» **DATASET**
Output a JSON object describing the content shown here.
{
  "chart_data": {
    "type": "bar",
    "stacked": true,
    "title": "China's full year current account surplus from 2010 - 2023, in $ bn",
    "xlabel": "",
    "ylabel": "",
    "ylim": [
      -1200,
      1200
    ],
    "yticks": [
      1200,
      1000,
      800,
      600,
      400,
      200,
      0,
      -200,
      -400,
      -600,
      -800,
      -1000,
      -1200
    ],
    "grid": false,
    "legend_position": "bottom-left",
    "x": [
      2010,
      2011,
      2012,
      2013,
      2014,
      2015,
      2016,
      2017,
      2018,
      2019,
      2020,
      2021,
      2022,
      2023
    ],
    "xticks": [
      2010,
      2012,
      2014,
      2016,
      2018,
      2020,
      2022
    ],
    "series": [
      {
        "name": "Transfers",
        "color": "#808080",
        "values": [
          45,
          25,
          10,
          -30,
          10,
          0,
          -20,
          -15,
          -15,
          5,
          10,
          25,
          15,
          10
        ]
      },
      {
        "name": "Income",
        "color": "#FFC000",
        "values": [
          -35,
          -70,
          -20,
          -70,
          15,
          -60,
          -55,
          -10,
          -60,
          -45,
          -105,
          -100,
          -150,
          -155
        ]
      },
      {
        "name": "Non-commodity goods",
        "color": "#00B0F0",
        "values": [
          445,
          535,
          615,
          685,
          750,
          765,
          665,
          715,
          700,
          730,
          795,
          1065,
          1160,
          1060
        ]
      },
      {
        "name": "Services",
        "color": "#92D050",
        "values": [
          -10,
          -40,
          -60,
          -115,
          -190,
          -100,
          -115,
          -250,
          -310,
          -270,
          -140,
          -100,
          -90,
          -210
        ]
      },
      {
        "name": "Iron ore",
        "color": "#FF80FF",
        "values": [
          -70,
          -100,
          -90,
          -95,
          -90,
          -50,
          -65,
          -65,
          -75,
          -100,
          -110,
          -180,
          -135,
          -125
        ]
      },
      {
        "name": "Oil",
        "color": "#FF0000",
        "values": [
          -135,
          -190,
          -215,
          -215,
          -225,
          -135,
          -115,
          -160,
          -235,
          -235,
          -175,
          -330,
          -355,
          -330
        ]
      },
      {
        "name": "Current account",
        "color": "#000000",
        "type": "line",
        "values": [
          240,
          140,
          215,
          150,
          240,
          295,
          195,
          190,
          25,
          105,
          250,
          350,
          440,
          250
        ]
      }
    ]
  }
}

» **WHAT TO PRODUCE**
Find the lines containing "name" and pull them out.

» **ANSWER**
        "name": "Transfers",
        "name": "Income",
        "name": "Non-commodity goods",
        "name": "Services",
        "name": "Iron ore",
        "name": "Oil",
        "name": "Current account",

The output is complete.